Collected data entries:
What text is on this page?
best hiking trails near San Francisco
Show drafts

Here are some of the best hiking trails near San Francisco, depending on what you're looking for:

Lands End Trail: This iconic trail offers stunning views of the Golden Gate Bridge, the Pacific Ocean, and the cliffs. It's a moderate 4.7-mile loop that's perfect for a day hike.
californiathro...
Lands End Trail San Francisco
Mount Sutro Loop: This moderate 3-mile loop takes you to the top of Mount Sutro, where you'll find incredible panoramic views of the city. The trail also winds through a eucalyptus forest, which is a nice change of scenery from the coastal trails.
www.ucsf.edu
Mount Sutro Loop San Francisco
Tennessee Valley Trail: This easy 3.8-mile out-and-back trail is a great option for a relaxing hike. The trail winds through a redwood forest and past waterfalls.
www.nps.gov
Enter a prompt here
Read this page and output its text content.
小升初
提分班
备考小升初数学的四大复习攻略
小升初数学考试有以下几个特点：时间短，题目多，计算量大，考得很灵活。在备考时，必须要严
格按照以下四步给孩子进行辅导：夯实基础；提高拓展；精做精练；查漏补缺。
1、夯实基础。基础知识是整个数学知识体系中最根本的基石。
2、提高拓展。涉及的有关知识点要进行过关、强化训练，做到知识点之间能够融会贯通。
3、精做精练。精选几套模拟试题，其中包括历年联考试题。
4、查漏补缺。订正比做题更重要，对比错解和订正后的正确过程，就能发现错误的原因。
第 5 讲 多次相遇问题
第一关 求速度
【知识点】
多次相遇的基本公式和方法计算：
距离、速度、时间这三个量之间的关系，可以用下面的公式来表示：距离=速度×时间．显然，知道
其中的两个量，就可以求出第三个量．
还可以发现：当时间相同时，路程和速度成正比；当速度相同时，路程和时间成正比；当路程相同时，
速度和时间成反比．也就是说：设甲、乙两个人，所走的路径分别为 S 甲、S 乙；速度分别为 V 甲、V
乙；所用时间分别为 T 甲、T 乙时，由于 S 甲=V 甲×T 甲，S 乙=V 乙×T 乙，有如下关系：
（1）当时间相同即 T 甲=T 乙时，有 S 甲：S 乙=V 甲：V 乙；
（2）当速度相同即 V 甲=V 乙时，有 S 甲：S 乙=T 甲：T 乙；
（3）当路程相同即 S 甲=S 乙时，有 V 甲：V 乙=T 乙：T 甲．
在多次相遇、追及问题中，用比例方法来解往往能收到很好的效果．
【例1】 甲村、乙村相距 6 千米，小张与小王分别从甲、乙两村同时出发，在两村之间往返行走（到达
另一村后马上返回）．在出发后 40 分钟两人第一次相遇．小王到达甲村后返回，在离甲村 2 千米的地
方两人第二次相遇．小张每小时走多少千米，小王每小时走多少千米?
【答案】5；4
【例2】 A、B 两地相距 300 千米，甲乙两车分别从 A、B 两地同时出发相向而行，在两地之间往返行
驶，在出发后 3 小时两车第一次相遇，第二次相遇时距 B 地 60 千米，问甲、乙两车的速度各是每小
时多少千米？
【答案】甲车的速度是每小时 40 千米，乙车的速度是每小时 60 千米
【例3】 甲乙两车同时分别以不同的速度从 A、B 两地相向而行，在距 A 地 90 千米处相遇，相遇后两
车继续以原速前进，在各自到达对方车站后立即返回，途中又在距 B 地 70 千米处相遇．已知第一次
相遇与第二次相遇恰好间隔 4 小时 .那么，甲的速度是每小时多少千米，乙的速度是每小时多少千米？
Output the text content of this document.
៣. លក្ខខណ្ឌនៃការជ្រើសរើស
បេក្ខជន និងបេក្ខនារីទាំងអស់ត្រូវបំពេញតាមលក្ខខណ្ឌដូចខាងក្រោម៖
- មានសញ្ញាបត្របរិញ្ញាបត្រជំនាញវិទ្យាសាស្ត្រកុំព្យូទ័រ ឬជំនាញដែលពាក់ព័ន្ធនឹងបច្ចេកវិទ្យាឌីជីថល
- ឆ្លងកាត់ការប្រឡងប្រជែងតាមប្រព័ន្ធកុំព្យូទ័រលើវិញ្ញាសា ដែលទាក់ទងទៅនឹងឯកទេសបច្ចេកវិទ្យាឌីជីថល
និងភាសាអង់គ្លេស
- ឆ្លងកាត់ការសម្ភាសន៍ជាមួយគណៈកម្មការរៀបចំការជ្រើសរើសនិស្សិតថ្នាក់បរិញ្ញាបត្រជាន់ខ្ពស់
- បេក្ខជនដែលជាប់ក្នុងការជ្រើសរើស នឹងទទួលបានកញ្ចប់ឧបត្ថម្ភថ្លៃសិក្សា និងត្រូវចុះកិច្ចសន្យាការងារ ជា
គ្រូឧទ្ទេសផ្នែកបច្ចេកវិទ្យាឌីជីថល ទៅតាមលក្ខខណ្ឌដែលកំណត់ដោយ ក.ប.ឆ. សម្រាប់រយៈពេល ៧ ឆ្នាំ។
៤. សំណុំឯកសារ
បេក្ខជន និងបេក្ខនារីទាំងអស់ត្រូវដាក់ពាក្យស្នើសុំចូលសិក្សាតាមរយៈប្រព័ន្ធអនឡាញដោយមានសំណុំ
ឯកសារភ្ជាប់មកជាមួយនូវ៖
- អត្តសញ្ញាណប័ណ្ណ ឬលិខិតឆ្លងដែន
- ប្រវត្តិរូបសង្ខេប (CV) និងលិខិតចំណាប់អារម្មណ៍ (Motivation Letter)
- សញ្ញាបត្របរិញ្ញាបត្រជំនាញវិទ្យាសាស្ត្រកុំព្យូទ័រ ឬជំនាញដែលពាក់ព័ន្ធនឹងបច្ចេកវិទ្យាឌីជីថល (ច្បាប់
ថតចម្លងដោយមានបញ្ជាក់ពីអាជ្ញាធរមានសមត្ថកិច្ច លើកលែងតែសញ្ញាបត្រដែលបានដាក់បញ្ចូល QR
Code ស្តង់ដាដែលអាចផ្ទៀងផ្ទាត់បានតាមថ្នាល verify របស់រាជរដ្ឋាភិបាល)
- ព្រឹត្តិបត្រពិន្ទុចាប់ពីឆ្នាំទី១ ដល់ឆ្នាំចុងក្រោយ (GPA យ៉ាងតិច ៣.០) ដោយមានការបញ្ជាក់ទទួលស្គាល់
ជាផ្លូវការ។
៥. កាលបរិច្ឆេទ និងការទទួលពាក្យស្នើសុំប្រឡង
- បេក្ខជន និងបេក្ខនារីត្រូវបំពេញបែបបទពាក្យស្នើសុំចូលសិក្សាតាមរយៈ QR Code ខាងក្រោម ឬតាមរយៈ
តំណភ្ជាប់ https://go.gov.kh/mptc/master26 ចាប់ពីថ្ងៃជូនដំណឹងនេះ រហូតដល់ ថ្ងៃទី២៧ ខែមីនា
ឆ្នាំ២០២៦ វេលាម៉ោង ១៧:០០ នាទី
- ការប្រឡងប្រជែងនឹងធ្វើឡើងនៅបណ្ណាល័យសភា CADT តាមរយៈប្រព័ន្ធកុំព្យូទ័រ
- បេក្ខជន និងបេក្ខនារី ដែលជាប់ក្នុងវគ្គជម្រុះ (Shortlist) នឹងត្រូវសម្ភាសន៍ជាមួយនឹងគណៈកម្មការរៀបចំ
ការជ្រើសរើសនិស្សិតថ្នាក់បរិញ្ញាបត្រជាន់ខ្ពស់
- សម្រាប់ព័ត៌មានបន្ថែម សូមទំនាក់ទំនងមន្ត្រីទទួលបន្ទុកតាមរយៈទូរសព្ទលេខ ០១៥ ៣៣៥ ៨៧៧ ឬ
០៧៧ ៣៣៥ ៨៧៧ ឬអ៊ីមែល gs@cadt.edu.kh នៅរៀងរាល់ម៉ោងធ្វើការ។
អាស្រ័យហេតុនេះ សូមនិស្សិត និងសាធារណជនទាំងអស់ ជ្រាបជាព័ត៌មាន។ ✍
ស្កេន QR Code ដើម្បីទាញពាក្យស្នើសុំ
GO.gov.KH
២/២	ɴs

> _GOAL_: Go through the records. Copy each line where "best" appears.

> _EXERCISE RESPONSE_:
best hiking trails near San Francisco
Here are some of the best hiking trails near San Francisco, depending on what you're looking for:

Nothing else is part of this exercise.